Work to complete | Without skipping anything, write out each record below exactly.

Provided data |
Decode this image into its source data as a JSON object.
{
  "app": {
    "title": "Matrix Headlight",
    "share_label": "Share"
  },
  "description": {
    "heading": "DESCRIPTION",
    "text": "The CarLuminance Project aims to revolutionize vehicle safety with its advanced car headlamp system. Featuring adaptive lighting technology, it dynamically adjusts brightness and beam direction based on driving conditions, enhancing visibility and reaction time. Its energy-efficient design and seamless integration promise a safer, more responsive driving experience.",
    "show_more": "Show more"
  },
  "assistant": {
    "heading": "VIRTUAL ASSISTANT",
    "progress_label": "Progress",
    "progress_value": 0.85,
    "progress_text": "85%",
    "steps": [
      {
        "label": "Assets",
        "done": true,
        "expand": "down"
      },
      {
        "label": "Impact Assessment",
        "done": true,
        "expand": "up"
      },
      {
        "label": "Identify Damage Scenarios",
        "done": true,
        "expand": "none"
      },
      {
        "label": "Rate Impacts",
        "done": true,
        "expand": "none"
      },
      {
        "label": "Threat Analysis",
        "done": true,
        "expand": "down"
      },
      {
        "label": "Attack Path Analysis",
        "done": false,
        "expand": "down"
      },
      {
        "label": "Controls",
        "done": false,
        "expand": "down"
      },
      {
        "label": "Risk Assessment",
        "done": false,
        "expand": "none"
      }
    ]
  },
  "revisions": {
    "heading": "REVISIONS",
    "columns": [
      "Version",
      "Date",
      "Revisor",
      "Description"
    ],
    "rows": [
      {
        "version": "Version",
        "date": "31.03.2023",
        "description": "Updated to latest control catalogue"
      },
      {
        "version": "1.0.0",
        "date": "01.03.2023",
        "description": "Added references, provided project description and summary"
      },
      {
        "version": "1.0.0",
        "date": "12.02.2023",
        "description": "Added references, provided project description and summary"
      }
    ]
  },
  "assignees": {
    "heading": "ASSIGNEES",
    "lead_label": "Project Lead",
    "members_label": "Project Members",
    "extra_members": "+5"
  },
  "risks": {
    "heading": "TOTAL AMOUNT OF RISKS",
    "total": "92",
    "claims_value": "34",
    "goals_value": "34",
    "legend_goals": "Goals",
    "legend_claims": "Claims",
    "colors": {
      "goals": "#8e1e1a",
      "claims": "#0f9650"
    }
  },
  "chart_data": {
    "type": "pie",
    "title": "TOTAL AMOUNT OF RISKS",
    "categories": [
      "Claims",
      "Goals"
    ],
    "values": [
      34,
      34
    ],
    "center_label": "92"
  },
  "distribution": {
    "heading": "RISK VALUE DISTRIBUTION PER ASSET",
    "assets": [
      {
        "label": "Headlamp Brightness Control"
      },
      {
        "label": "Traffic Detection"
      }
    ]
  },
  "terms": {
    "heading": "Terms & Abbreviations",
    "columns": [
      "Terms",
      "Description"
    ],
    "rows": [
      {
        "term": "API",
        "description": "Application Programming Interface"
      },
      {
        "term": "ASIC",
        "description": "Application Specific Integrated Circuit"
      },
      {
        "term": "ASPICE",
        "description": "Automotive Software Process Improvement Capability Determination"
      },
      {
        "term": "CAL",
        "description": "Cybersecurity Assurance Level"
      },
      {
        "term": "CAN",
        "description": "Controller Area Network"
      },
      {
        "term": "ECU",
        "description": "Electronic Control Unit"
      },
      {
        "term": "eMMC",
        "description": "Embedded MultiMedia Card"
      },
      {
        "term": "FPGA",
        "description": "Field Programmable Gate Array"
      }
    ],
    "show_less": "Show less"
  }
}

Solution for this task |
Decode this image into its source data as a JSON object.
{
  "app": {
    "title": "Matrix Headlight",
    "share_label": "Share"
  },
  "description": {
    "heading": "DESCRIPTION",
    "text": "The CarLuminance Project aims to revolutionize vehicle safety with its advanced car headlamp system. Featuring adaptive lighting technology, it dynamically adjusts brightness and beam direction based on driving conditions, enhancing visibility and reaction time. Its energy-efficient design and seamless integration promise a safer, more responsive driving experience.",
    "show_more": "Show more"
  },
  "assistant": {
    "heading": "VIRTUAL ASSISTANT",
    "progress_label": "Progress",
    "progress_value": 0.85,
    "progress_text": "85%",
    "steps": [
      {
        "label": "Assets",
        "done": true,
        "expand": "down"
      },
      {
        "label": "Impact Assessment",
        "done": true,
        "expand": "up"
      },
      {
        "label": "Identify Damage Scenarios",
        "done": true,
        "expand": "none"
      },
      {
        "label": "Rate Impacts",
        "done": true,
        "expand": "none"
      },
      {
        "label": "Threat Analysis",
        "done": true,
        "expand": "down"
      },
      {
        "label": "Attack Path Analysis",
        "done": false,
        "expand": "down"
      },
      {
        "label": "Controls",
        "done": false,
        "expand": "down"
      },
      {
        "label": "Risk Assessment",
        "done": false,
        "expand": "none"
      }
    ]
  },
  "revisions": {
    "heading": "REVISIONS",
    "columns": [
      "Version",
      "Date",
      "Revisor",
      "Description"
    ],
    "rows": [
      {
        "version": "Version",
        "date": "31.03.2023",
        "description": "Updated to latest control catalogue"
      },
      {
        "version": "1.0.0",
        "date": "01.03.2023",
        "description": "Added references, provided project description and summary"
      },
      {
        "version": "1.0.0",
        "date": "12.02.2023",
        "description": "Added references, provided project description and summary"
      }
    ]
  },
  "assignees": {
    "heading": "ASSIGNEES",
    "lead_label": "Project Lead",
    "members_label": "Project Members",
    "extra_members": "+5"
  },
  "risks": {
    "heading": "TOTAL AMOUNT OF RISKS",
    "total": "92",
    "claims_value": "34",
    "goals_value": "34",
    "legend_goals": "Goals",
    "legend_claims": "Claims",
    "colors": {
      "goals": "#8e1e1a",
      "claims": "#0f9650"
    }
  },
  "chart_data": {
    "type": "pie",
    "title": "TOTAL AMOUNT OF RISKS",
    "categories": [
      "Claims",
      "Goals"
    ],
    "values": [
      34,
      34
    ],
    "center_label": "92"
  },
  "distribution": {
    "heading": "RISK VALUE DISTRIBUTION PER ASSET",
    "assets": [
      {
        "label": "Headlamp Brightness Control"
      },
      {
        "label": "Traffic Detection"
      }
    ]
  },
  "terms": {
    "heading": "Terms & Abbreviations",
    "columns": [
      "Terms",
      "Description"
    ],
    "rows": [
      {
        "term": "API",
        "description": "Application Programming Interface"
      },
      {
        "term": "ASIC",
        "description": "Application Specific Integrated Circuit"
      },
      {
        "term": "ASPICE",
        "description": "Automotive Software Process Improvement Capability Determination"
      },
      {
        "term": "CAL",
        "description": "Cybersecurity Assurance Level"
      },
      {
        "term": "CAN",
        "description": "Controller Area Network"
      },
      {
        "term": "ECU",
        "description": "Electronic Control Unit"
      },
      {
        "term": "eMMC",
        "description": "Embedded MultiMedia Card"
      },
      {
        "term": "FPGA",
        "description": "Field Programmable Gate Array"
      }
    ],
    "show_less": "Show less"
  }
}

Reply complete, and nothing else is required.